Problem
Leave out the pictures and restate the rest of the data exactly.

[Data entries]
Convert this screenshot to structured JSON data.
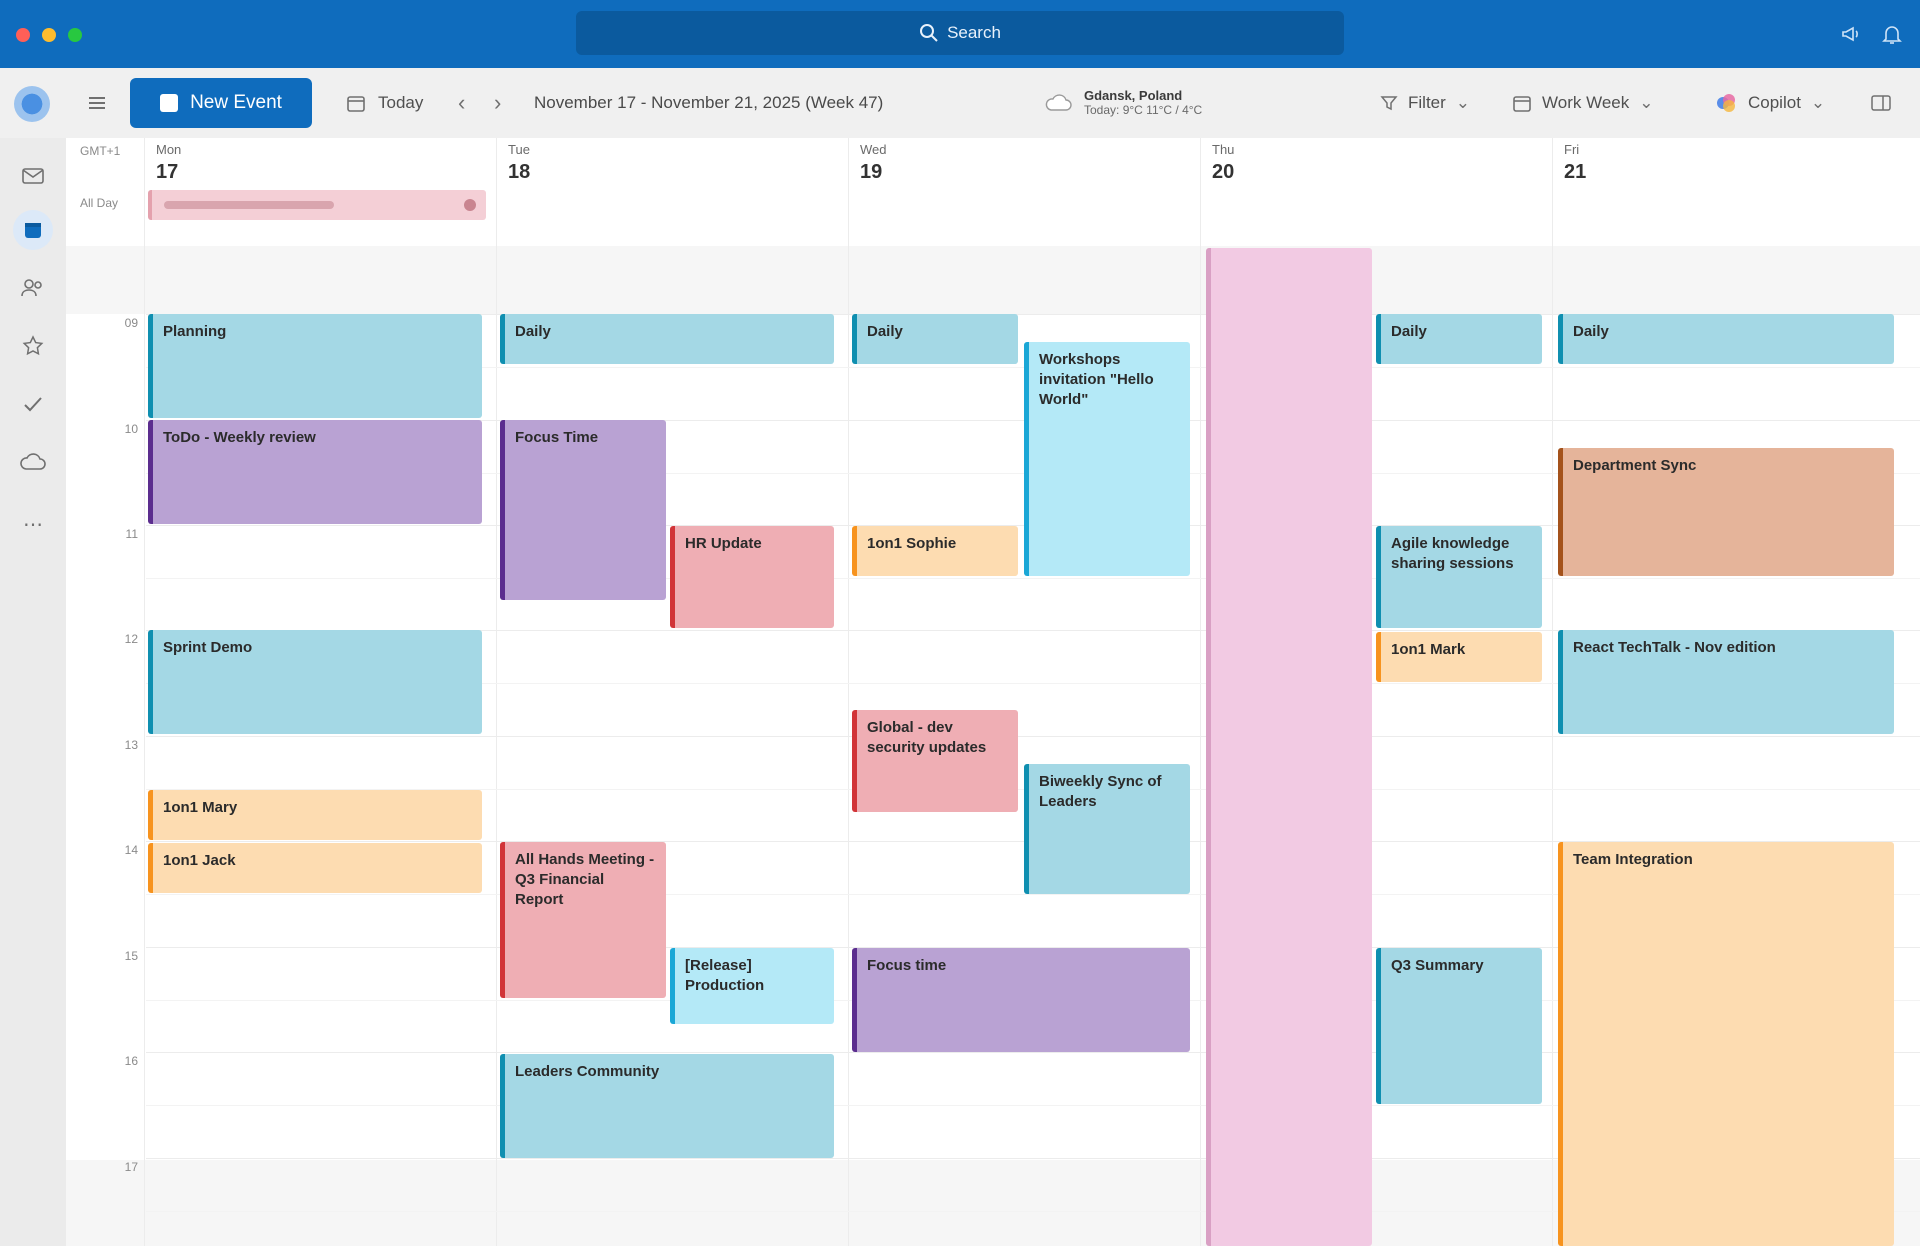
{
  "titlebar": {
    "search_label": "Search"
  },
  "toolbar": {
    "new_event": "New Event",
    "today": "Today",
    "date_range": "November 17 - November 21, 2025 (Week 47)",
    "weather_location": "Gdansk, Poland",
    "weather_detail": "Today: 9°C  11°C / 4°C",
    "filter": "Filter",
    "view": "Work Week",
    "copilot": "Copilot"
  },
  "calendar": {
    "timezone_label": "GMT+1",
    "allday_label": "All Day",
    "days": [
      {
        "name": "Mon",
        "date": "17"
      },
      {
        "name": "Tue",
        "date": "18"
      },
      {
        "name": "Wed",
        "date": "19"
      },
      {
        "name": "Thu",
        "date": "20"
      },
      {
        "name": "Fri",
        "date": "21"
      }
    ],
    "hours": [
      "09",
      "10",
      "11",
      "12",
      "13",
      "14",
      "15",
      "16",
      "17"
    ],
    "events": [
      {
        "title": "Planning",
        "color": "teal"
      },
      {
        "title": "ToDo - Weekly review",
        "color": "purple"
      },
      {
        "title": "Sprint Demo",
        "color": "teal"
      },
      {
        "title": "1on1 Mary",
        "color": "orange"
      },
      {
        "title": "1on1 Jack",
        "color": "orange"
      },
      {
        "title": "Daily",
        "color": "teal"
      },
      {
        "title": "Focus Time",
        "color": "purple"
      },
      {
        "title": "HR Update",
        "color": "pink"
      },
      {
        "title": "All Hands Meeting - Q3 Financial Report",
        "color": "pink"
      },
      {
        "title": "[Release] Production",
        "color": "cyan"
      },
      {
        "title": "Leaders Community",
        "color": "teal"
      },
      {
        "title": "Daily",
        "color": "teal"
      },
      {
        "title": "Workshops invitation \"Hello World\"",
        "color": "cyan"
      },
      {
        "title": "1on1 Sophie",
        "color": "orange"
      },
      {
        "title": "Global - dev security updates",
        "color": "pink"
      },
      {
        "title": "Biweekly Sync of Leaders",
        "color": "teal"
      },
      {
        "title": "Focus time",
        "color": "purple"
      },
      {
        "title": "Daily",
        "color": "teal"
      },
      {
        "title": "Agile knowledge sharing sessions",
        "color": "teal"
      },
      {
        "title": "1on1 Mark",
        "color": "orange"
      },
      {
        "title": "Q3 Summary",
        "color": "teal"
      },
      {
        "title": "Daily",
        "color": "teal"
      },
      {
        "title": "Department Sync",
        "color": "brown"
      },
      {
        "title": "React TechTalk - Nov edition",
        "color": "teal"
      },
      {
        "title": "Team Integration",
        "color": "orange"
      }
    ]
  }
}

Task response
Convert this screenshot to structured JSON data.
{
  "titlebar": {
    "search_label": "Search"
  },
  "toolbar": {
    "new_event": "New Event",
    "today": "Today",
    "date_range": "November 17 - November 21, 2025 (Week 47)",
    "weather_location": "Gdansk, Poland",
    "weather_detail": "Today: 9°C  11°C / 4°C",
    "filter": "Filter",
    "view": "Work Week",
    "copilot": "Copilot"
  },
  "calendar": {
    "timezone_label": "GMT+1",
    "allday_label": "All Day",
    "days": [
      {
        "name": "Mon",
        "date": "17"
      },
      {
        "name": "Tue",
        "date": "18"
      },
      {
        "name": "Wed",
        "date": "19"
      },
      {
        "name": "Thu",
        "date": "20"
      },
      {
        "name": "Fri",
        "date": "21"
      }
    ],
    "hours": [
      "09",
      "10",
      "11",
      "12",
      "13",
      "14",
      "15",
      "16",
      "17"
    ],
    "events": [
      {
        "title": "Planning",
        "color": "teal"
      },
      {
        "title": "ToDo - Weekly review",
        "color": "purple"
      },
      {
        "title": "Sprint Demo",
        "color": "teal"
      },
      {
        "title": "1on1 Mary",
        "color": "orange"
      },
      {
        "title": "1on1 Jack",
        "color": "orange"
      },
      {
        "title": "Daily",
        "color": "teal"
      },
      {
        "title": "Focus Time",
        "color": "purple"
      },
      {
        "title": "HR Update",
        "color": "pink"
      },
      {
        "title": "All Hands Meeting - Q3 Financial Report",
        "color": "pink"
      },
      {
        "title": "[Release] Production",
        "color": "cyan"
      },
      {
        "title": "Leaders Community",
        "color": "teal"
      },
      {
        "title": "Daily",
        "color": "teal"
      },
      {
        "title": "Workshops invitation \"Hello World\"",
        "color": "cyan"
      },
      {
        "title": "1on1 Sophie",
        "color": "orange"
      },
      {
        "title": "Global - dev security updates",
        "color": "pink"
      },
      {
        "title": "Biweekly Sync of Leaders",
        "color": "teal"
      },
      {
        "title": "Focus time",
        "color": "purple"
      },
      {
        "title": "Daily",
        "color": "teal"
      },
      {
        "title": "Agile knowledge sharing sessions",
        "color": "teal"
      },
      {
        "title": "1on1 Mark",
        "color": "orange"
      },
      {
        "title": "Q3 Summary",
        "color": "teal"
      },
      {
        "title": "Daily",
        "color": "teal"
      },
      {
        "title": "Department Sync",
        "color": "brown"
      },
      {
        "title": "React TechTalk - Nov edition",
        "color": "teal"
      },
      {
        "title": "Team Integration",
        "color": "orange"
      }
    ]
  }
}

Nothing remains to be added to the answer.